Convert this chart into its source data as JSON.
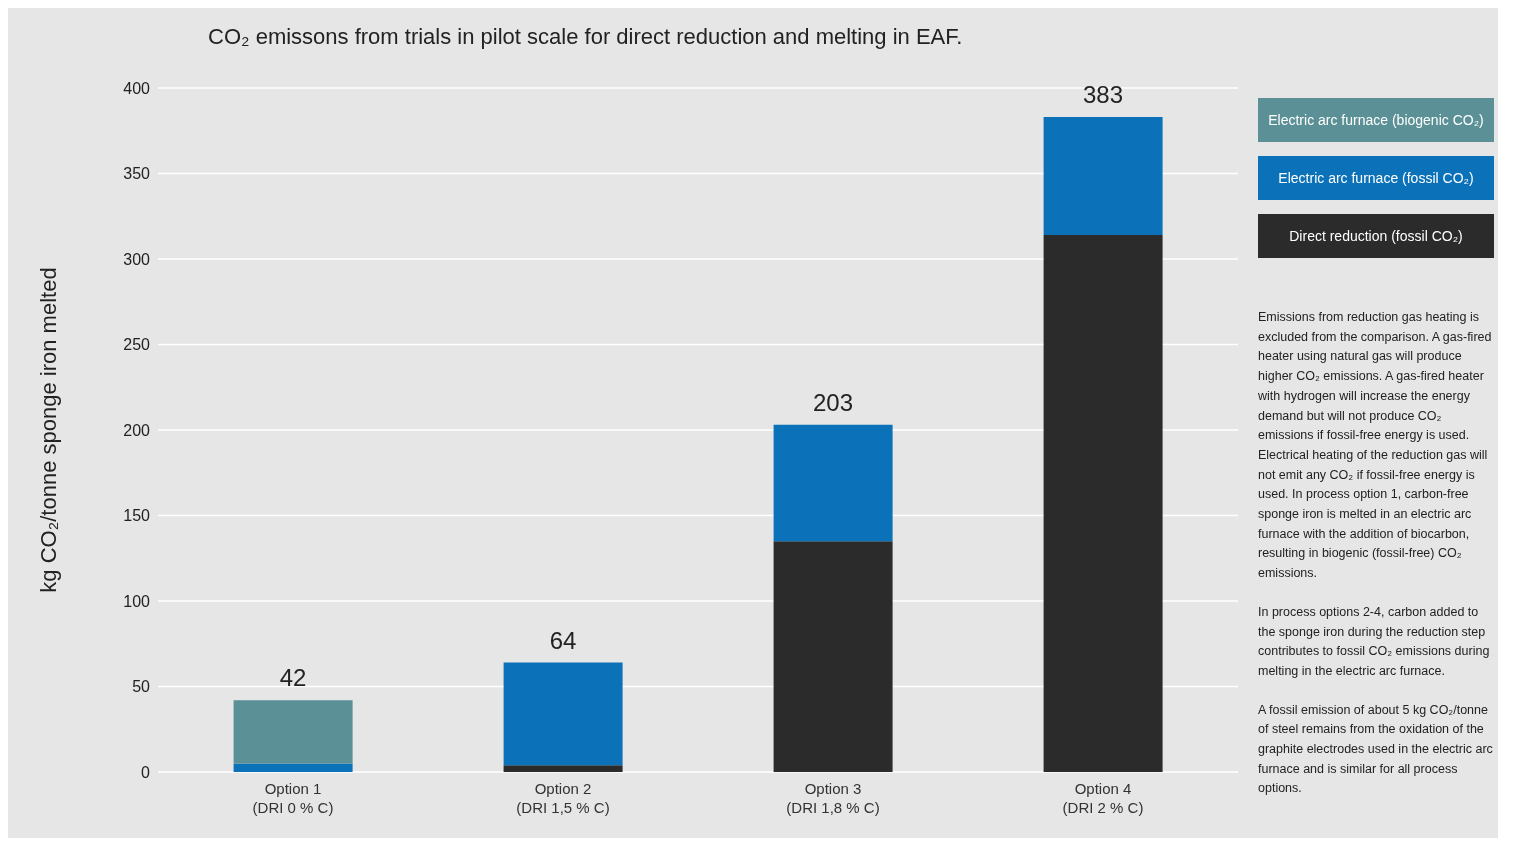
{
  "chart_data": {
    "type": "bar",
    "title": "CO₂ emissons from trials in pilot scale for direct reduction and melting in EAF.",
    "ylabel": "kg CO₂/tonne sponge iron melted",
    "categories": [
      "Option 1\n(DRI 0 % C)",
      "Option 2\n(DRI 1,5 % C)",
      "Option 3\n(DRI 1,8 % C)",
      "Option 4\n(DRI 2 % C)"
    ],
    "stacked": true,
    "series": [
      {
        "name": "Direct reduction (fossil  CO₂)",
        "color": "#2b2b2b",
        "values": [
          0,
          4,
          135,
          314
        ]
      },
      {
        "name": "Electric arc furnace (fossil  CO₂)",
        "color": "#0b72ba",
        "values": [
          5,
          60,
          68,
          69
        ]
      },
      {
        "name": "Electric arc furnace (biogenic  CO₂)",
        "color": "#5a9096",
        "values": [
          37,
          0,
          0,
          0
        ]
      }
    ],
    "totals": [
      "42",
      "64",
      "203",
      "383"
    ],
    "ylim": [
      0,
      400
    ],
    "yticks": [
      0,
      50,
      100,
      150,
      200,
      250,
      300,
      350,
      400
    ],
    "grid": "y",
    "legend": "right",
    "annotations": [
      "Emissions from reduction gas heating is excluded from the comparison. A gas-fired heater using natural gas will produce higher CO₂ emissions. A gas-fired heater with hydrogen will increase the energy demand but will not produce CO₂ emissions if fossil-free energy is used. Electrical heating of the reduction gas will not emit any CO₂ if fossil-free energy is used. In process option 1, carbon-free sponge iron is melted in an electric arc furnace with the addition of biocarbon, resulting in biogenic (fossil-free) CO₂ emissions.",
      "In process options 2-4, carbon added to the sponge iron during the reduction step contributes to fossil CO₂ emissions during melting in the electric arc furnace.",
      "A fossil emission of about 5 kg CO₂/tonne of steel remains from the oxidation of the graphite electrodes used in the electric arc furnace and is similar for all process options."
    ]
  }
}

────────────────────

- _Work instructions_
Without including any pictures, print all of the material exactly as given.

- _Right answer_
Convert this chart into its source data as JSON.
{
  "chart_data": {
    "type": "bar",
    "title": "CO₂ emissons from trials in pilot scale for direct reduction and melting in EAF.",
    "ylabel": "kg CO₂/tonne sponge iron melted",
    "categories": [
      "Option 1\n(DRI 0 % C)",
      "Option 2\n(DRI 1,5 % C)",
      "Option 3\n(DRI 1,8 % C)",
      "Option 4\n(DRI 2 % C)"
    ],
    "stacked": true,
    "series": [
      {
        "name": "Direct reduction (fossil  CO₂)",
        "color": "#2b2b2b",
        "values": [
          0,
          4,
          135,
          314
        ]
      },
      {
        "name": "Electric arc furnace (fossil  CO₂)",
        "color": "#0b72ba",
        "values": [
          5,
          60,
          68,
          69
        ]
      },
      {
        "name": "Electric arc furnace (biogenic  CO₂)",
        "color": "#5a9096",
        "values": [
          37,
          0,
          0,
          0
        ]
      }
    ],
    "totals": [
      "42",
      "64",
      "203",
      "383"
    ],
    "ylim": [
      0,
      400
    ],
    "yticks": [
      0,
      50,
      100,
      150,
      200,
      250,
      300,
      350,
      400
    ],
    "grid": "y",
    "legend": "right",
    "annotations": [
      "Emissions from reduction gas heating is excluded from the comparison. A gas-fired heater using natural gas will produce higher CO₂ emissions. A gas-fired heater with hydrogen will increase the energy demand but will not produce CO₂ emissions if fossil-free energy is used. Electrical heating of the reduction gas will not emit any CO₂ if fossil-free energy is used. In process option 1, carbon-free sponge iron is melted in an electric arc furnace with the addition of biocarbon, resulting in biogenic (fossil-free) CO₂ emissions.",
      "In process options 2-4, carbon added to the sponge iron during the reduction step contributes to fossil CO₂ emissions during melting in the electric arc furnace.",
      "A fossil emission of about 5 kg CO₂/tonne of steel remains from the oxidation of the graphite electrodes used in the electric arc furnace and is similar for all process options."
    ]
  }
}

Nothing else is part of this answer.